# [Data for this task]
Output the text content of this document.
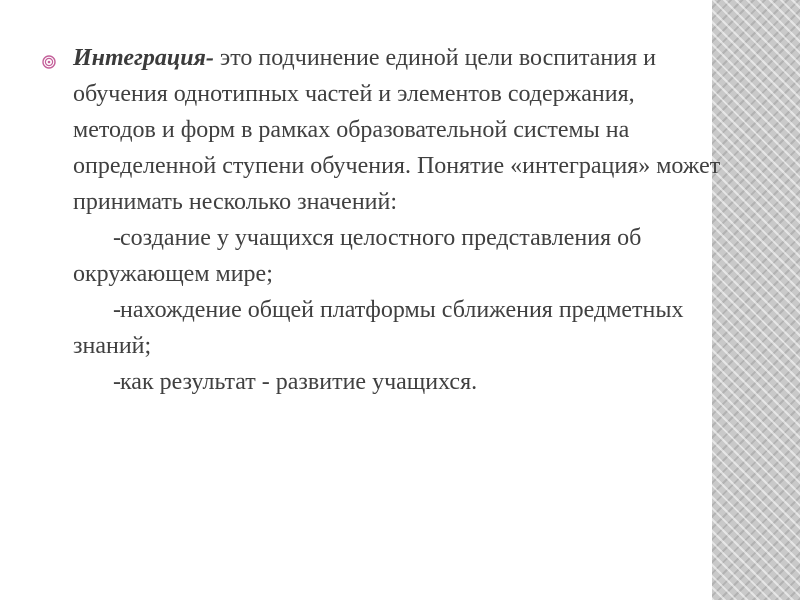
Интеграция- это подчинение единой цели воспитания и обучения однотипных частей и элементов содержания, методов и форм в рамках образовательной системы на определенной ступени обучения. Понятие «интеграция» может принимать несколько значений:

- создание у учащихся целостного представления об окружающем мире;
- нахождение общей платформы сближения предметных знаний;
- как результат - развитие учащихся.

# [Task goal]
Reproduce all the entries that precede this task, word for word, minus any pictures.

# [Reply]
Output the text content of this document.
Интеграция- это подчинение единой цели воспитания и обучения однотипных частей и элементов содержания, методов и форм в рамках образовательной системы на определенной ступени обучения. Понятие «интеграция» может принимать несколько значений:

- создание у учащихся целостного представления об окружающем мире;
- нахождение общей платформы сближения предметных знаний;
- как результат - развитие учащихся.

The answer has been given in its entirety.